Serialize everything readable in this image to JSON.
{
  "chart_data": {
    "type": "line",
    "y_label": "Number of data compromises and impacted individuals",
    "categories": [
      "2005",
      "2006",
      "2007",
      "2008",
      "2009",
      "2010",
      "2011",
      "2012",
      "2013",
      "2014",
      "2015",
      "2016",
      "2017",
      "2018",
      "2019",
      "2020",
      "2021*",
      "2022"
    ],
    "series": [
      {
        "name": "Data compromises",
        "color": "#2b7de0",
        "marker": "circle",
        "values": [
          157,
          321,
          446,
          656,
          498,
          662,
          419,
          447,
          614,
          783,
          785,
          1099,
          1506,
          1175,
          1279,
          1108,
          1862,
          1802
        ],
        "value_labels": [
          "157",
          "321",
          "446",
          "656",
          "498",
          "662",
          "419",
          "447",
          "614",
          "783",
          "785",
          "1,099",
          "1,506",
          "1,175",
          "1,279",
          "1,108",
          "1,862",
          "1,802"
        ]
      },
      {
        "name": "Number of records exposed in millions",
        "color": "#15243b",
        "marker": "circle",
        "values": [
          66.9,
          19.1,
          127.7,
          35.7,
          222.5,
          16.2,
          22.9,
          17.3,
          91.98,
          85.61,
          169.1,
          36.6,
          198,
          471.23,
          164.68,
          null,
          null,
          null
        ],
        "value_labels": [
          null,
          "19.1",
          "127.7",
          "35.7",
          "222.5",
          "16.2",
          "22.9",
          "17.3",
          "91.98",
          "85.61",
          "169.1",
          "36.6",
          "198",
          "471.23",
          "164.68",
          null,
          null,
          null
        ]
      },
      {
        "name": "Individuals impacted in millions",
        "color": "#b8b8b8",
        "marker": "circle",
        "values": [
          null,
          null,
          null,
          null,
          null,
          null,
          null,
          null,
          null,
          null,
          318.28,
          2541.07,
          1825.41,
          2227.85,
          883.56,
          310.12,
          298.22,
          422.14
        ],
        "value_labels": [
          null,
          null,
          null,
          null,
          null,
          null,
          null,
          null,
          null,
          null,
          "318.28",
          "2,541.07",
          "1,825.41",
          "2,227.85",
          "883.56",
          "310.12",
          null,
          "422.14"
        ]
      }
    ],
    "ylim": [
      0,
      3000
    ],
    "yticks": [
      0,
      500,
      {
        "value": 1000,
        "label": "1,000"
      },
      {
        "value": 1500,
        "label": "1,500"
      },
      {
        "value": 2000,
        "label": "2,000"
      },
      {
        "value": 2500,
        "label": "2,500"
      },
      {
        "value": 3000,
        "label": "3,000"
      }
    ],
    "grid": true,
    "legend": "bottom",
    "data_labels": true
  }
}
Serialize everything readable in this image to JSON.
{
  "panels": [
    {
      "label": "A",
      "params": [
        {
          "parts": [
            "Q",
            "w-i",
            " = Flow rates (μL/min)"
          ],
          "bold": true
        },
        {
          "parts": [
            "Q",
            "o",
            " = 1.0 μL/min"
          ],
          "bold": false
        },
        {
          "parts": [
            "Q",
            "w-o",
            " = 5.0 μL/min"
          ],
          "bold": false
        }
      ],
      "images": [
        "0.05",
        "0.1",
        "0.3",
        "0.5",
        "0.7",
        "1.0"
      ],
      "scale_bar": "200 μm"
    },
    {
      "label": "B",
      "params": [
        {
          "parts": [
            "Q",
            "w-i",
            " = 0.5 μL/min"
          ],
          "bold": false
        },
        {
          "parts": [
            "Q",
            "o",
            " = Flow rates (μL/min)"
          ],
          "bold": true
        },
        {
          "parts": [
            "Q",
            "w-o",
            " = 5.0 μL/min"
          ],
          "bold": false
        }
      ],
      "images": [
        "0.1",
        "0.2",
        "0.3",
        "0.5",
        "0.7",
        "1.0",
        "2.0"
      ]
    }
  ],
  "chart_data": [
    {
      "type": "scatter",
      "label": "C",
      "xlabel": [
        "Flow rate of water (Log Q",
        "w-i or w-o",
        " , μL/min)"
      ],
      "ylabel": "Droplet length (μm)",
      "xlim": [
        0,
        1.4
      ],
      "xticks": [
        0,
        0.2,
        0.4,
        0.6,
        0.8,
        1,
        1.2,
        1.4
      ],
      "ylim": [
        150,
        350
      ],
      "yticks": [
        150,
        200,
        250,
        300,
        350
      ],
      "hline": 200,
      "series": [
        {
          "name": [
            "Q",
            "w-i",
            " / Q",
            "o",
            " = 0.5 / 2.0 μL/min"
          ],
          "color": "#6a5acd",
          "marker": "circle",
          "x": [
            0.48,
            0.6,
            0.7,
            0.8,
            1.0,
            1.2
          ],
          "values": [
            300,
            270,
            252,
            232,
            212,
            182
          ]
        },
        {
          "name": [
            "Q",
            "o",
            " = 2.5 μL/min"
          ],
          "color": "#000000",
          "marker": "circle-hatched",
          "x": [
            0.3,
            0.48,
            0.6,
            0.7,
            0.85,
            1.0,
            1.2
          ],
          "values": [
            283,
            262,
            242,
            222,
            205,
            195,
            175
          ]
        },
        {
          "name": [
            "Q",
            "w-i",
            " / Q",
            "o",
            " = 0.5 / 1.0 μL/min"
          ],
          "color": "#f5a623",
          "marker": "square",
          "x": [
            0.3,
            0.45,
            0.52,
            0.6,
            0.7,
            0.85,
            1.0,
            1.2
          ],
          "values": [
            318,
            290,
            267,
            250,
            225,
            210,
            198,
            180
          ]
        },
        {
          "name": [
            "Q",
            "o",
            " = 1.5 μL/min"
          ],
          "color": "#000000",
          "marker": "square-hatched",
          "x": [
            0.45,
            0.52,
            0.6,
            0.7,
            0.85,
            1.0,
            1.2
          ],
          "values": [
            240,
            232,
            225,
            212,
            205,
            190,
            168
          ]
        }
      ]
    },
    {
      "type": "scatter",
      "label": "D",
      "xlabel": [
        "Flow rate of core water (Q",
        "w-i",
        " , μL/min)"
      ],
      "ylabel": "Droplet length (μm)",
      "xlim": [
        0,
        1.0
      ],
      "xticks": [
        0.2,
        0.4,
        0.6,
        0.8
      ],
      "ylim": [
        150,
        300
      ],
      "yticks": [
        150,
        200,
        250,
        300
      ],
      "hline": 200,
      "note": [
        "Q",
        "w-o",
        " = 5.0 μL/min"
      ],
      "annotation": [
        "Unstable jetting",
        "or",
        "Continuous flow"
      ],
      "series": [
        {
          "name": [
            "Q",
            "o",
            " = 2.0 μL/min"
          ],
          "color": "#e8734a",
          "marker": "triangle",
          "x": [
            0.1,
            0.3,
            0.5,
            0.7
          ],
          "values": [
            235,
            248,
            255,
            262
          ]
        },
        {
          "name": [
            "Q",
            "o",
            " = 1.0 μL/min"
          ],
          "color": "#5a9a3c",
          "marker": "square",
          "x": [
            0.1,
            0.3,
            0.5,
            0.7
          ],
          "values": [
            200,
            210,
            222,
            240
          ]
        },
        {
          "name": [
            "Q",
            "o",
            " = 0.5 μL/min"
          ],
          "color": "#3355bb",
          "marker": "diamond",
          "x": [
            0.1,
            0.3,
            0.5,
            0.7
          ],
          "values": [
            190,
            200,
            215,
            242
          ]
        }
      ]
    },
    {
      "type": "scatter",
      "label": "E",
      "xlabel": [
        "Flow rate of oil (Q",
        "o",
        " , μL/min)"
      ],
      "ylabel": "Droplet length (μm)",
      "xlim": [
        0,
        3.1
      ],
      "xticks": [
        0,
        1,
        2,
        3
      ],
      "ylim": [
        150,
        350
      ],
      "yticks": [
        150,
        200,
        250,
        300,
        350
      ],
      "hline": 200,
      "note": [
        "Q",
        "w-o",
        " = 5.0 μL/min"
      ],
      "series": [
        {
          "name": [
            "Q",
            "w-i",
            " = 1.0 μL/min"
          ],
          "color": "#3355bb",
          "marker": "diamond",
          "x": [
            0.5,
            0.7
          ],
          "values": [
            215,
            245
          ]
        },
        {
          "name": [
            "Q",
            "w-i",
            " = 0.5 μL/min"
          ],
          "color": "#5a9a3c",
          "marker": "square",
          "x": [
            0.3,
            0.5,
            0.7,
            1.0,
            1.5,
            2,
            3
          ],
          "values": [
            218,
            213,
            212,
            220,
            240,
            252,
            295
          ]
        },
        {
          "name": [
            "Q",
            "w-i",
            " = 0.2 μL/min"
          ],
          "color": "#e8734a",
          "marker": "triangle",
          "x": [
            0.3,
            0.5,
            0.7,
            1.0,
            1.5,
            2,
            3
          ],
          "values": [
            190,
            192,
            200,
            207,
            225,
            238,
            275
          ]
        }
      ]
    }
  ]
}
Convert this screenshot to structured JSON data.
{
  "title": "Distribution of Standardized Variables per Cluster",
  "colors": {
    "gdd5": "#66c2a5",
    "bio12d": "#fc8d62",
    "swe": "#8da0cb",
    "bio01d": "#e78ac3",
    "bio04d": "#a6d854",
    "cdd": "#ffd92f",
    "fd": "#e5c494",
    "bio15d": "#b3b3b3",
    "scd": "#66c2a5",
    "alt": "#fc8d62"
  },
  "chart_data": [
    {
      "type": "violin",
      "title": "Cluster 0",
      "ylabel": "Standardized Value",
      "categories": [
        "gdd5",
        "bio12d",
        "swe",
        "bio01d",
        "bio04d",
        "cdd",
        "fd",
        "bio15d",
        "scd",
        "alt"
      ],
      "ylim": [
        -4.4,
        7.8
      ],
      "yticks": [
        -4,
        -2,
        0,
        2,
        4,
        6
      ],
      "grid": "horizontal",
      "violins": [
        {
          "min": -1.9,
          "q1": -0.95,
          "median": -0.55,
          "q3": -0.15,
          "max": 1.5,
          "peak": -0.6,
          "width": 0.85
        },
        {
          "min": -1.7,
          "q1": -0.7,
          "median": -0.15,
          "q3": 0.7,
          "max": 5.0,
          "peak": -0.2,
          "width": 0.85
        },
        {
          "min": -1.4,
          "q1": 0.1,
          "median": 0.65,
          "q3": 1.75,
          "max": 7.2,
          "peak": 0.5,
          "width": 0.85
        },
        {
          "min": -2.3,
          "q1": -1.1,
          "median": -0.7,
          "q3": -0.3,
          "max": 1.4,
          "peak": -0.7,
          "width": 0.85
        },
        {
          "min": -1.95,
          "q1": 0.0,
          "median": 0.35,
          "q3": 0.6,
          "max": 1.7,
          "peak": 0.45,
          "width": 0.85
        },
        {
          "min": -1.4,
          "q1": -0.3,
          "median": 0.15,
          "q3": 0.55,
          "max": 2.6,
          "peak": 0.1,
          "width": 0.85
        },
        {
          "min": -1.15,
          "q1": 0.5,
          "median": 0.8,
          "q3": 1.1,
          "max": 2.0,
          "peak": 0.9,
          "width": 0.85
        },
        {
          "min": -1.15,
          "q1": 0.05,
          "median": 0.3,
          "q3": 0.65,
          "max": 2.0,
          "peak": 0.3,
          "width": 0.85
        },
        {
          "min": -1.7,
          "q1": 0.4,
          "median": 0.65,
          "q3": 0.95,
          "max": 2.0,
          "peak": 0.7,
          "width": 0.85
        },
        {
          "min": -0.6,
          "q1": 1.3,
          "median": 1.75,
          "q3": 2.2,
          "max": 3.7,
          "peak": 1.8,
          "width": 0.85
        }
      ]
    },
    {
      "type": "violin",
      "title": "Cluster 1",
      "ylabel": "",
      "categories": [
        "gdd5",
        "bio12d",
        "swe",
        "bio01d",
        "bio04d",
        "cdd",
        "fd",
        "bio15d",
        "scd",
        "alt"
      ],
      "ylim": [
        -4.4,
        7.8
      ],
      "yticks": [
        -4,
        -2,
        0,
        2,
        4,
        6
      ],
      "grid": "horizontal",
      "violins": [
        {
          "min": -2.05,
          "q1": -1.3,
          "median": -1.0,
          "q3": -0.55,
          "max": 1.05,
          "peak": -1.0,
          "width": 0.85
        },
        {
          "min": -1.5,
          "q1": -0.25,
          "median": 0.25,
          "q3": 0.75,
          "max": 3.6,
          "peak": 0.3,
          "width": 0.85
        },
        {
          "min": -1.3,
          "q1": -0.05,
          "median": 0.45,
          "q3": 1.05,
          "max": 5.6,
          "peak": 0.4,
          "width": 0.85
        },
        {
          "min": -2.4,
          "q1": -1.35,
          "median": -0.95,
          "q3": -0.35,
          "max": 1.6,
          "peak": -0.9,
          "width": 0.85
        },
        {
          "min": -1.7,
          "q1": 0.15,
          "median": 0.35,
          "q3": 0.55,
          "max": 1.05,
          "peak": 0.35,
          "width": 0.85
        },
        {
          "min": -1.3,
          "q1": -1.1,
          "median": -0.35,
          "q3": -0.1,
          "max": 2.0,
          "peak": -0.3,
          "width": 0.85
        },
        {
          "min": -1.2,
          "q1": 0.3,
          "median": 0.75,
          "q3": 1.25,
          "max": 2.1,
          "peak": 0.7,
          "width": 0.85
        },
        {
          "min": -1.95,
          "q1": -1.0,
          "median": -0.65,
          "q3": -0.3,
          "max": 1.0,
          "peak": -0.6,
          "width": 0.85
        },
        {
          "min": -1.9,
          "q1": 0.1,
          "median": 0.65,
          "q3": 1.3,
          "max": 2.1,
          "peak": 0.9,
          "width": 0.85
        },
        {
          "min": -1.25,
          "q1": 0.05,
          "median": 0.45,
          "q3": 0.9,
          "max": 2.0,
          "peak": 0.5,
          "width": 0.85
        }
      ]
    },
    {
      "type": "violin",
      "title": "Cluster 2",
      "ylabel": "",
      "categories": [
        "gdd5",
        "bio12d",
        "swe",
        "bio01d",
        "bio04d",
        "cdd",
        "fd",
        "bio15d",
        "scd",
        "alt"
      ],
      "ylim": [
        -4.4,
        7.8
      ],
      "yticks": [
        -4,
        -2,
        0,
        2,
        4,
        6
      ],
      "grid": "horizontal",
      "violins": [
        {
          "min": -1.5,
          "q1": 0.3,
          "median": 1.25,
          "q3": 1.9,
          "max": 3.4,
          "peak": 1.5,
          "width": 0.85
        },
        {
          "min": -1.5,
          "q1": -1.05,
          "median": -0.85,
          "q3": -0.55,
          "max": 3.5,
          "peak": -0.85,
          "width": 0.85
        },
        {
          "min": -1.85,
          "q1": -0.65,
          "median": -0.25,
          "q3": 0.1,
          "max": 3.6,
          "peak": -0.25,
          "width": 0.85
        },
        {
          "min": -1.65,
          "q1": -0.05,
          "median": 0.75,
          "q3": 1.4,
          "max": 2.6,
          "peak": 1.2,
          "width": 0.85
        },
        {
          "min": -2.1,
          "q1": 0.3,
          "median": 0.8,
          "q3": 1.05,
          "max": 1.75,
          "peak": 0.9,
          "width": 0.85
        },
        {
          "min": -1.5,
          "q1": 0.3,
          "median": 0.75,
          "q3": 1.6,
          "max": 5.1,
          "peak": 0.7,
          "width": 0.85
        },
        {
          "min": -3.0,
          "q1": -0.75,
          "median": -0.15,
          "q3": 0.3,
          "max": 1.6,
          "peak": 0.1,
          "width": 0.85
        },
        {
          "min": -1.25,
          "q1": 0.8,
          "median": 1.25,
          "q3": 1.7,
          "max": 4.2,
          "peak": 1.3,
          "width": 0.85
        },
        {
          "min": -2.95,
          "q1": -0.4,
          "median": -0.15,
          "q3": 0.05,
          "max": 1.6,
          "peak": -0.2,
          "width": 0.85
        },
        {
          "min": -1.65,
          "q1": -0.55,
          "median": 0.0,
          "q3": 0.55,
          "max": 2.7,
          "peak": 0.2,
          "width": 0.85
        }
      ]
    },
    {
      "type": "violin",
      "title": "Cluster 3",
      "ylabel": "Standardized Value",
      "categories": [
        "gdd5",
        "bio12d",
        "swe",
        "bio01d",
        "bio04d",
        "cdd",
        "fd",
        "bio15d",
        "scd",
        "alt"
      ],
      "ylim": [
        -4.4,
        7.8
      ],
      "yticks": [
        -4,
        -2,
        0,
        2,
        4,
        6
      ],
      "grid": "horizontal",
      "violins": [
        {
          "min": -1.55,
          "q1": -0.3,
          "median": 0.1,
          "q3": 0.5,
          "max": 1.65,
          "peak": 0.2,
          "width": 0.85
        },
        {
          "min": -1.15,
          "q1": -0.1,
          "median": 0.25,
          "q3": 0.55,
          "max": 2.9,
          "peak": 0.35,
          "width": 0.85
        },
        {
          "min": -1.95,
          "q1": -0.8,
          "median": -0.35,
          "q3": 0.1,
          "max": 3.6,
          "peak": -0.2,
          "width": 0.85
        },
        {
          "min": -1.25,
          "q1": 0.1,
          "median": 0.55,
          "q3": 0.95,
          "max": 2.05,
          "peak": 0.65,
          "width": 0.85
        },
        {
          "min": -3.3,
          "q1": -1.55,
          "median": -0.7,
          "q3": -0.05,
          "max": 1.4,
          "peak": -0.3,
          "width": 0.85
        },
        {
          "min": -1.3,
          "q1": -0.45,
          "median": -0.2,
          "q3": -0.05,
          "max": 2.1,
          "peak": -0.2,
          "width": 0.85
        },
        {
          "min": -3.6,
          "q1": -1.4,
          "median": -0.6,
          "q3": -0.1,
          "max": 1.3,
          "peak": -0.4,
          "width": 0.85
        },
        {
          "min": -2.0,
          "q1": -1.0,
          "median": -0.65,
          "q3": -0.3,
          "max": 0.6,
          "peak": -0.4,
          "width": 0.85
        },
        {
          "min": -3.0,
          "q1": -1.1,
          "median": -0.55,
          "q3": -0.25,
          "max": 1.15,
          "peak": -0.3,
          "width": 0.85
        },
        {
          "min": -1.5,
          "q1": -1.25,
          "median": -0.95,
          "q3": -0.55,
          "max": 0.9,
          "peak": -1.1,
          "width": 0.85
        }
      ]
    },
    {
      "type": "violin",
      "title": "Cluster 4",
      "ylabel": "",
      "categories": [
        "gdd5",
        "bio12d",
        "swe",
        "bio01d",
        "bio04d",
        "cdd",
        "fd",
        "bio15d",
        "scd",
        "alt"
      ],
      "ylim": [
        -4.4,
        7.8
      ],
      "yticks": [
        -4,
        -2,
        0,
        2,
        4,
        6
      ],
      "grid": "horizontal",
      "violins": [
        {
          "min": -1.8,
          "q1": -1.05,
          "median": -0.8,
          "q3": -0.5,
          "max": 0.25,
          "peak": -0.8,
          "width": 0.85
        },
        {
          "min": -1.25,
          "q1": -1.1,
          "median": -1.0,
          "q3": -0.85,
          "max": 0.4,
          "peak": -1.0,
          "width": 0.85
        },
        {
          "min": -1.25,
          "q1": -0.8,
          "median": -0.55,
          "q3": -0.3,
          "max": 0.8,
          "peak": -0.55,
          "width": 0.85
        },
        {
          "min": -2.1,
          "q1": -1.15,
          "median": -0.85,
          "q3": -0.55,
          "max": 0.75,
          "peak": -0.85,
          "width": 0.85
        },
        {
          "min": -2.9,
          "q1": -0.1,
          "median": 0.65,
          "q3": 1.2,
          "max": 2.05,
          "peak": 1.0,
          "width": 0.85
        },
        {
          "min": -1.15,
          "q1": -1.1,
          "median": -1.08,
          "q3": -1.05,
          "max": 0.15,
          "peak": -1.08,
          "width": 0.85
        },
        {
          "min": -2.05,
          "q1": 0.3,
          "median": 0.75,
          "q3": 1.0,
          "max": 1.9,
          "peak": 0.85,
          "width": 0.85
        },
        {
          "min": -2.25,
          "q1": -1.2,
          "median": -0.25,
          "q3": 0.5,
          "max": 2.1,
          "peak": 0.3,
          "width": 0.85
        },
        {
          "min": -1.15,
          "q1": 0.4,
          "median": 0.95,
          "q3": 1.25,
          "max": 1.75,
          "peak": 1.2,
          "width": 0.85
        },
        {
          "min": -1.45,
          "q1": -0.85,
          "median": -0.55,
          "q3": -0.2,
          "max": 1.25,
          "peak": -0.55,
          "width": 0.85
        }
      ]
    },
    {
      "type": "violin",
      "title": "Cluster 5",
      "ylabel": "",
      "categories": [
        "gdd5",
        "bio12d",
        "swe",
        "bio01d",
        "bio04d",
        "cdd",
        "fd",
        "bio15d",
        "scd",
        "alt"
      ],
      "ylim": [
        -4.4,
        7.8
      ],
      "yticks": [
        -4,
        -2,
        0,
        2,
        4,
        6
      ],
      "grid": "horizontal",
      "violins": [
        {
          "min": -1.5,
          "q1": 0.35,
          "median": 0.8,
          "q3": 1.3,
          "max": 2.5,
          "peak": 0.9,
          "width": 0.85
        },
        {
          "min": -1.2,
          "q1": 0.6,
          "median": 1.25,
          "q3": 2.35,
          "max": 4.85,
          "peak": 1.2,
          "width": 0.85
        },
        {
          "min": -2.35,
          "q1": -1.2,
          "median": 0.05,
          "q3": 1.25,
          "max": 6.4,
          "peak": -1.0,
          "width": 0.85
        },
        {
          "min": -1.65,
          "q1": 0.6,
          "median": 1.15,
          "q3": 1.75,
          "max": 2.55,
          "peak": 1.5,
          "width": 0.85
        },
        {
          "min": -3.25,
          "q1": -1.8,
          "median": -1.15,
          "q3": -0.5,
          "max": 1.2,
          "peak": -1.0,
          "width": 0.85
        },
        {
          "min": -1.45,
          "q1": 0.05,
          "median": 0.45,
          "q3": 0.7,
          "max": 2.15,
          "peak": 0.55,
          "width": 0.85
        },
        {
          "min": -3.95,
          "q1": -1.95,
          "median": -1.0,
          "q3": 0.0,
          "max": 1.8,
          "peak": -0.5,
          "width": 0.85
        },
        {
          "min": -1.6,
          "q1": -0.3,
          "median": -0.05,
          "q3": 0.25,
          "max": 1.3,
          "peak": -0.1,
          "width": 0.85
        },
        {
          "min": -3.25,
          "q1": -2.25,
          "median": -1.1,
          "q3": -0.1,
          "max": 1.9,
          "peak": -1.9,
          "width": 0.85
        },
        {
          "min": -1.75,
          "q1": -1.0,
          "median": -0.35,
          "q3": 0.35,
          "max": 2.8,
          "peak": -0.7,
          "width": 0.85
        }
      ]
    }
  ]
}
= = = =
> Objective
Look through the entries above for the word "millions". Copy every line where it shows up.

> Result of the exercise
        "name": "Number of records exposed in millions",
        "name": "Individuals impacted in millions",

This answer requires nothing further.